EXERCISE INSTRUCTIONS => Write out each line of the rows below as one string in a JSON list, omitting blank lines.

[Stored items]
• • •

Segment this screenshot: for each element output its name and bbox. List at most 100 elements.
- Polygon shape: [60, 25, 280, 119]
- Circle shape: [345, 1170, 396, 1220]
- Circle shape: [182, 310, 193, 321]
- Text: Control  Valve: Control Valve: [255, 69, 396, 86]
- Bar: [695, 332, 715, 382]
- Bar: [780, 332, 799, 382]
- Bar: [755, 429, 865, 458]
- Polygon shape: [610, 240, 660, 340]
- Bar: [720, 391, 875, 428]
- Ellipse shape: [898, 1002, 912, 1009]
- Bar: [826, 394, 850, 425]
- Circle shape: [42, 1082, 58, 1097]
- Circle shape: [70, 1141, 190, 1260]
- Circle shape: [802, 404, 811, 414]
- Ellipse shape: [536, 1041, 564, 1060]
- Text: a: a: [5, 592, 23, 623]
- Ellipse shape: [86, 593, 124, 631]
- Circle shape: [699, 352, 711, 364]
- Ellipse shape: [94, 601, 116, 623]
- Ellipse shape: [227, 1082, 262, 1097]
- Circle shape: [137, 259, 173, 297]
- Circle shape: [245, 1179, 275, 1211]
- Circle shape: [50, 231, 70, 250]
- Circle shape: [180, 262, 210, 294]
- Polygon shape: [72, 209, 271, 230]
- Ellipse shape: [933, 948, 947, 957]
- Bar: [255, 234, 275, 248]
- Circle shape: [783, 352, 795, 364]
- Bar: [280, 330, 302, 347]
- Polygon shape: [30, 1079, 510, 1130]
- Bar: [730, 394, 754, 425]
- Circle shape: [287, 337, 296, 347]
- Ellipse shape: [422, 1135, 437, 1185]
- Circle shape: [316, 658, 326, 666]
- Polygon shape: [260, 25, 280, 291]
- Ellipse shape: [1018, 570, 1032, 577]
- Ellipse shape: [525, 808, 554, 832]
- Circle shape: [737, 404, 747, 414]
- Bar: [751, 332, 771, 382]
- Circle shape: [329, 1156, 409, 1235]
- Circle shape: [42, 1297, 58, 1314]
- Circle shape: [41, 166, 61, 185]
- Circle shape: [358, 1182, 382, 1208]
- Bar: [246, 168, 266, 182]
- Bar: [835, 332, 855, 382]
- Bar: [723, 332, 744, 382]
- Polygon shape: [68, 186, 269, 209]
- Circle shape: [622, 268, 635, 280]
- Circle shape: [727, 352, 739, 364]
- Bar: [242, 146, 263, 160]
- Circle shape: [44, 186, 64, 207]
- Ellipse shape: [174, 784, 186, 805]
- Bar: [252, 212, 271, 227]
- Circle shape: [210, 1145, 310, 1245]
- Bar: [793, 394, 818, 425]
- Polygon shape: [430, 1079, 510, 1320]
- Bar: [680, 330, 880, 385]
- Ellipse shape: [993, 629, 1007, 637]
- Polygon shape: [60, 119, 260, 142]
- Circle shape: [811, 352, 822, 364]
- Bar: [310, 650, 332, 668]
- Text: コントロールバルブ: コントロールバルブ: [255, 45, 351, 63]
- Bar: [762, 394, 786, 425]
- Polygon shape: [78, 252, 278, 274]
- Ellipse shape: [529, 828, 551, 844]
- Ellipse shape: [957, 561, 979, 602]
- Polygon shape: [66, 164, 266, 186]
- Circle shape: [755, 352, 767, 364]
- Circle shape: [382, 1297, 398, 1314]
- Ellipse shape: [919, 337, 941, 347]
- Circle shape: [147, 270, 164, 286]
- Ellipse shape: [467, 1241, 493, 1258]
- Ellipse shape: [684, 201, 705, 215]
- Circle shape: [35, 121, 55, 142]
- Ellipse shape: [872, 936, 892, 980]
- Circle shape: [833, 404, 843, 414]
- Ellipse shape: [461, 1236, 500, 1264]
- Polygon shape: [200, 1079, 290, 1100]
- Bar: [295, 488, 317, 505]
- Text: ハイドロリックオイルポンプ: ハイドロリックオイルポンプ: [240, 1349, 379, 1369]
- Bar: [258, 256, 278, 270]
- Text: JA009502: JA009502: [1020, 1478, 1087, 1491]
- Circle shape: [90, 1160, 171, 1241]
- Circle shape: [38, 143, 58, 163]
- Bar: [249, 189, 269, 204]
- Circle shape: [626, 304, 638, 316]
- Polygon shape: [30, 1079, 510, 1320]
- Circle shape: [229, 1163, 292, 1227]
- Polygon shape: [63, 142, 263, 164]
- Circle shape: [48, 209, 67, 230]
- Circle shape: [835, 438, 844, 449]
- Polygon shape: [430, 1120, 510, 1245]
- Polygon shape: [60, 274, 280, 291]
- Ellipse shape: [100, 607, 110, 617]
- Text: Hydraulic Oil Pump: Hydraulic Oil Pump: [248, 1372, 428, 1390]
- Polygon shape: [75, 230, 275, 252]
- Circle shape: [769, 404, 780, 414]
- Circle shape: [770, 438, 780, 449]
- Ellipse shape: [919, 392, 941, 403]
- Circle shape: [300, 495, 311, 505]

• • •

ANSWER TO THE EXERCISE =>
[
  "Segment this screenshot: for each element output its name and bbox. List at most 100 elements.",
  "- Polygon shape: [60, 25, 280, 119]",
  "- Circle shape: [345, 1170, 396, 1220]",
  "- Circle shape: [182, 310, 193, 321]",
  "- Text: Control  Valve: Control Valve: [255, 69, 396, 86]",
  "- Bar: [695, 332, 715, 382]",
  "- Bar: [780, 332, 799, 382]",
  "- Bar: [755, 429, 865, 458]",
  "- Polygon shape: [610, 240, 660, 340]",
  "- Bar: [720, 391, 875, 428]",
  "- Ellipse shape: [898, 1002, 912, 1009]",
  "- Bar: [826, 394, 850, 425]",
  "- Circle shape: [42, 1082, 58, 1097]",
  "- Circle shape: [70, 1141, 190, 1260]",
  "- Circle shape: [802, 404, 811, 414]",
  "- Ellipse shape: [536, 1041, 564, 1060]",
  "- Text: a: a: [5, 592, 23, 623]",
  "- Ellipse shape: [86, 593, 124, 631]",
  "- Circle shape: [699, 352, 711, 364]",
  "- Ellipse shape: [94, 601, 116, 623]",
  "- Ellipse shape: [227, 1082, 262, 1097]",
  "- Circle shape: [137, 259, 173, 297]",
  "- Circle shape: [245, 1179, 275, 1211]",
  "- Circle shape: [50, 231, 70, 250]",
  "- Circle shape: [180, 262, 210, 294]",
  "- Polygon shape: [72, 209, 271, 230]",
  "- Ellipse shape: [933, 948, 947, 957]",
  "- Bar: [255, 234, 275, 248]",
  "- Circle shape: [783, 352, 795, 364]",
  "- Bar: [280, 330, 302, 347]",
  "- Polygon shape: [30, 1079, 510, 1130]",
  "- Bar: [730, 394, 754, 425]",
  "- Circle shape: [287, 337, 296, 347]",
  "- Ellipse shape: [422, 1135, 437, 1185]",
  "- Circle shape: [316, 658, 326, 666]",
  "- Polygon shape: [260, 25, 280, 291]",
  "- Ellipse shape: [1018, 570, 1032, 577]",
  "- Ellipse shape: [525, 808, 554, 832]",
  "- Circle shape: [737, 404, 747, 414]",
  "- Bar: [751, 332, 771, 382]",
  "- Circle shape: [329, 1156, 409, 1235]",
  "- Circle shape: [42, 1297, 58, 1314]",
  "- Circle shape: [41, 166, 61, 185]",
  "- Circle shape: [358, 1182, 382, 1208]",
  "- Bar: [246, 168, 266, 182]",
  "- Bar: [835, 332, 855, 382]",
  "- Bar: [723, 332, 744, 382]",
  "- Polygon shape: [68, 186, 269, 209]",
  "- Circle shape: [622, 268, 635, 280]",
  "- Circle shape: [727, 352, 739, 364]",
  "- Bar: [242, 146, 263, 160]",
  "- Circle shape: [44, 186, 64, 207]",
  "- Ellipse shape: [174, 784, 186, 805]",
  "- Bar: [252, 212, 271, 227]",
  "- Circle shape: [210, 1145, 310, 1245]",
  "- Bar: [793, 394, 818, 425]",
  "- Polygon shape: [430, 1079, 510, 1320]",
  "- Bar: [680, 330, 880, 385]",
  "- Ellipse shape: [993, 629, 1007, 637]",
  "- Polygon shape: [60, 119, 260, 142]",
  "- Circle shape: [811, 352, 822, 364]",
  "- Bar: [310, 650, 332, 668]",
  "- Text: コントロールバルブ: コントロールバルブ: [255, 45, 351, 63]",
  "- Bar: [762, 394, 786, 425]",
  "- Polygon shape: [78, 252, 278, 274]",
  "- Ellipse shape: [529, 828, 551, 844]",
  "- Ellipse shape: [957, 561, 979, 602]",
  "- Polygon shape: [66, 164, 266, 186]",
  "- Circle shape: [755, 352, 767, 364]",
  "- Circle shape: [382, 1297, 398, 1314]",
  "- Ellipse shape: [919, 337, 941, 347]",
  "- Circle shape: [147, 270, 164, 286]",
  "- Ellipse shape: [467, 1241, 493, 1258]",
  "- Ellipse shape: [684, 201, 705, 215]",
  "- Circle shape: [35, 121, 55, 142]",
  "- Ellipse shape: [872, 936, 892, 980]",
  "- Circle shape: [833, 404, 843, 414]",
  "- Ellipse shape: [461, 1236, 500, 1264]",
  "- Polygon shape: [200, 1079, 290, 1100]",
  "- Bar: [295, 488, 317, 505]",
  "- Text: ハイドロリックオイルポンプ: ハイドロリックオイルポンプ: [240, 1349, 379, 1369]",
  "- Bar: [258, 256, 278, 270]",
  "- Text: JA009502: JA009502: [1020, 1478, 1087, 1491]",
  "- Circle shape: [90, 1160, 171, 1241]",
  "- Circle shape: [38, 143, 58, 163]",
  "- Bar: [249, 189, 269, 204]",
  "- Circle shape: [626, 304, 638, 316]",
  "- Polygon shape: [30, 1079, 510, 1320]",
  "- Circle shape: [229, 1163, 292, 1227]",
  "- Polygon shape: [63, 142, 263, 164]",
  "- Circle shape: [48, 209, 67, 230]",
  "- Circle shape: [835, 438, 844, 449]",
  "- Polygon shape: [430, 1120, 510, 1245]",
  "- Polygon shape: [60, 274, 280, 291]",
  "- Ellipse shape: [100, 607, 110, 617]",
  "- Text: Hydraulic Oil Pump: Hydraulic Oil Pump: [248, 1372, 428, 1390]",
  "- Polygon shape: [75, 230, 275, 252]",
  "- Circle shape: [769, 404, 780, 414]",
  "- Circle shape: [770, 438, 780, 449]",
  "- Ellipse shape: [919, 392, 941, 403]",
  "- Circle shape: [300, 495, 311, 505]"
]